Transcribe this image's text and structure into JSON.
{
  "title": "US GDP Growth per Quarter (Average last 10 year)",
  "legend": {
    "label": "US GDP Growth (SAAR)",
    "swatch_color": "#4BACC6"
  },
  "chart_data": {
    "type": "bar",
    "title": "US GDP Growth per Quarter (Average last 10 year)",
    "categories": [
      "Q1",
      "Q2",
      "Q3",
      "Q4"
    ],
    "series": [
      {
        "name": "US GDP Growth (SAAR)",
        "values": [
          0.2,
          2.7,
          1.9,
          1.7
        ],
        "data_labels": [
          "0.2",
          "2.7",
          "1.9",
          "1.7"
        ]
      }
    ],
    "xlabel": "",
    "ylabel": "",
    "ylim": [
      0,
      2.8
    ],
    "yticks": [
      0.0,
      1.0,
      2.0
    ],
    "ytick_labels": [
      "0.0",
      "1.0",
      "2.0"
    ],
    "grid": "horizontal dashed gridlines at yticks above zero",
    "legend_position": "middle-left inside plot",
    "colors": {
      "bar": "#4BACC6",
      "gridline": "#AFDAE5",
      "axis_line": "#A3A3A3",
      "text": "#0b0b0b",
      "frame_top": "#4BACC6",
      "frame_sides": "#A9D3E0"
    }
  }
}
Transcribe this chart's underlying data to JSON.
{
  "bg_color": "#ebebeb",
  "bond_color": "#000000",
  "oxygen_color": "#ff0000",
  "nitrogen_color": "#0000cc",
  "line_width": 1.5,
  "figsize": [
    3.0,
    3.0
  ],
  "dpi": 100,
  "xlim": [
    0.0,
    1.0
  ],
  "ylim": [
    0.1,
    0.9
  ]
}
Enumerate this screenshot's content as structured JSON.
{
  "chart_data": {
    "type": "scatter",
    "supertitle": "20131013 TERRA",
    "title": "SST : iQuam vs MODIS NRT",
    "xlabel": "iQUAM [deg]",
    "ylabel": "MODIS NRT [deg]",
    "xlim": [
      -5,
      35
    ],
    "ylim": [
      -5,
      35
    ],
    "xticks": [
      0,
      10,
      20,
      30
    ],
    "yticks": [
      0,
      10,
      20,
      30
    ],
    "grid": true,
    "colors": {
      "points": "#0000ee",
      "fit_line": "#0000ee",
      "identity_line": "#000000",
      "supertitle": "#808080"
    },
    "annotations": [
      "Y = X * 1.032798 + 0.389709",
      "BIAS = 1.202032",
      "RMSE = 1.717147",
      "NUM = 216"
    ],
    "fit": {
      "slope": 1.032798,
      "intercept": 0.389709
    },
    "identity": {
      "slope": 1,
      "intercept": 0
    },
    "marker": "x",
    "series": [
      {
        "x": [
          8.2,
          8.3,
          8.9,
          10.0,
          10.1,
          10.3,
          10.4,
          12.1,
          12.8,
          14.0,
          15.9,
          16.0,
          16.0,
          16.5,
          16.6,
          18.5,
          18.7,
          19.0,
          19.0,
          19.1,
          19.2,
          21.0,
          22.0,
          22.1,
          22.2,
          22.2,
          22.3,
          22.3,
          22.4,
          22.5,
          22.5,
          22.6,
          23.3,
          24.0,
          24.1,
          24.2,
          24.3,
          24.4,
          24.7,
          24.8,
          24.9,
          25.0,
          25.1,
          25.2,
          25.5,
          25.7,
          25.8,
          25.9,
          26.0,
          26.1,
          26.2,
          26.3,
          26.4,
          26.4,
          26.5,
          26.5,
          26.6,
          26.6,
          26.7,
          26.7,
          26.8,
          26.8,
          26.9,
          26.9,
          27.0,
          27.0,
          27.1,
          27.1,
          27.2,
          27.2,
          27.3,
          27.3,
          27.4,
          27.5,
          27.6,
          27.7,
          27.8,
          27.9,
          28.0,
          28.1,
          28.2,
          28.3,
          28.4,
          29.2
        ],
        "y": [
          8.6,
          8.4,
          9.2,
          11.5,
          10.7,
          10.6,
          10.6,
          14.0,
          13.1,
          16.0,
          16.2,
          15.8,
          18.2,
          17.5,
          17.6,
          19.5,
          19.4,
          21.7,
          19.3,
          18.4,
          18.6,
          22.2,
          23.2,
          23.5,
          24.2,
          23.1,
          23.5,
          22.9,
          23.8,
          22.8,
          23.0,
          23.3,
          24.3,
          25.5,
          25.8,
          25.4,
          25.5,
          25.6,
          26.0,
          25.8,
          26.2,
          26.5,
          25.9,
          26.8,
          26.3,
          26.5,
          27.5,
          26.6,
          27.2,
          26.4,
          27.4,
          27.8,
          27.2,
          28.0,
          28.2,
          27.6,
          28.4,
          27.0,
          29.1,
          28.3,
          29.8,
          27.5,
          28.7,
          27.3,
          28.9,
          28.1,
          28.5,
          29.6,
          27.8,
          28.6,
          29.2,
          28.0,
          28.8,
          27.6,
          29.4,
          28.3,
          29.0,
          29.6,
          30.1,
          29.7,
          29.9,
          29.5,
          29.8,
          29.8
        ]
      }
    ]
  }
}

(EXERCISE DETAILS) Please set down each line of the records exactly as given.

(ANSWER IN FULL)
Transcribe this image's text and structure into JSON.
{
  "title": "US GDP Growth per Quarter (Average last 10 year)",
  "legend": {
    "label": "US GDP Growth (SAAR)",
    "swatch_color": "#4BACC6"
  },
  "chart_data": {
    "type": "bar",
    "title": "US GDP Growth per Quarter (Average last 10 year)",
    "categories": [
      "Q1",
      "Q2",
      "Q3",
      "Q4"
    ],
    "series": [
      {
        "name": "US GDP Growth (SAAR)",
        "values": [
          0.2,
          2.7,
          1.9,
          1.7
        ],
        "data_labels": [
          "0.2",
          "2.7",
          "1.9",
          "1.7"
        ]
      }
    ],
    "xlabel": "",
    "ylabel": "",
    "ylim": [
      0,
      2.8
    ],
    "yticks": [
      0.0,
      1.0,
      2.0
    ],
    "ytick_labels": [
      "0.0",
      "1.0",
      "2.0"
    ],
    "grid": "horizontal dashed gridlines at yticks above zero",
    "legend_position": "middle-left inside plot",
    "colors": {
      "bar": "#4BACC6",
      "gridline": "#AFDAE5",
      "axis_line": "#A3A3A3",
      "text": "#0b0b0b",
      "frame_top": "#4BACC6",
      "frame_sides": "#A9D3E0"
    }
  }
}
Transcribe this chart's underlying data to JSON.
{
  "bg_color": "#ebebeb",
  "bond_color": "#000000",
  "oxygen_color": "#ff0000",
  "nitrogen_color": "#0000cc",
  "line_width": 1.5,
  "figsize": [
    3.0,
    3.0
  ],
  "dpi": 100,
  "xlim": [
    0.0,
    1.0
  ],
  "ylim": [
    0.1,
    0.9
  ]
}
Enumerate this screenshot's content as structured JSON.
{
  "chart_data": {
    "type": "scatter",
    "supertitle": "20131013 TERRA",
    "title": "SST : iQuam vs MODIS NRT",
    "xlabel": "iQUAM [deg]",
    "ylabel": "MODIS NRT [deg]",
    "xlim": [
      -5,
      35
    ],
    "ylim": [
      -5,
      35
    ],
    "xticks": [
      0,
      10,
      20,
      30
    ],
    "yticks": [
      0,
      10,
      20,
      30
    ],
    "grid": true,
    "colors": {
      "points": "#0000ee",
      "fit_line": "#0000ee",
      "identity_line": "#000000",
      "supertitle": "#808080"
    },
    "annotations": [
      "Y = X * 1.032798 + 0.389709",
      "BIAS = 1.202032",
      "RMSE = 1.717147",
      "NUM = 216"
    ],
    "fit": {
      "slope": 1.032798,
      "intercept": 0.389709
    },
    "identity": {
      "slope": 1,
      "intercept": 0
    },
    "marker": "x",
    "series": [
      {
        "x": [
          8.2,
          8.3,
          8.9,
          10.0,
          10.1,
          10.3,
          10.4,
          12.1,
          12.8,
          14.0,
          15.9,
          16.0,
          16.0,
          16.5,
          16.6,
          18.5,
          18.7,
          19.0,
          19.0,
          19.1,
          19.2,
          21.0,
          22.0,
          22.1,
          22.2,
          22.2,
          22.3,
          22.3,
          22.4,
          22.5,
          22.5,
          22.6,
          23.3,
          24.0,
          24.1,
          24.2,
          24.3,
          24.4,
          24.7,
          24.8,
          24.9,
          25.0,
          25.1,
          25.2,
          25.5,
          25.7,
          25.8,
          25.9,
          26.0,
          26.1,
          26.2,
          26.3,
          26.4,
          26.4,
          26.5,
          26.5,
          26.6,
          26.6,
          26.7,
          26.7,
          26.8,
          26.8,
          26.9,
          26.9,
          27.0,
          27.0,
          27.1,
          27.1,
          27.2,
          27.2,
          27.3,
          27.3,
          27.4,
          27.5,
          27.6,
          27.7,
          27.8,
          27.9,
          28.0,
          28.1,
          28.2,
          28.3,
          28.4,
          29.2
        ],
        "y": [
          8.6,
          8.4,
          9.2,
          11.5,
          10.7,
          10.6,
          10.6,
          14.0,
          13.1,
          16.0,
          16.2,
          15.8,
          18.2,
          17.5,
          17.6,
          19.5,
          19.4,
          21.7,
          19.3,
          18.4,
          18.6,
          22.2,
          23.2,
          23.5,
          24.2,
          23.1,
          23.5,
          22.9,
          23.8,
          22.8,
          23.0,
          23.3,
          24.3,
          25.5,
          25.8,
          25.4,
          25.5,
          25.6,
          26.0,
          25.8,
          26.2,
          26.5,
          25.9,
          26.8,
          26.3,
          26.5,
          27.5,
          26.6,
          27.2,
          26.4,
          27.4,
          27.8,
          27.2,
          28.0,
          28.2,
          27.6,
          28.4,
          27.0,
          29.1,
          28.3,
          29.8,
          27.5,
          28.7,
          27.3,
          28.9,
          28.1,
          28.5,
          29.6,
          27.8,
          28.6,
          29.2,
          28.0,
          28.8,
          27.6,
          29.4,
          28.3,
          29.0,
          29.6,
          30.1,
          29.7,
          29.9,
          29.5,
          29.8,
          29.8
        ]
      }
    ]
  }
}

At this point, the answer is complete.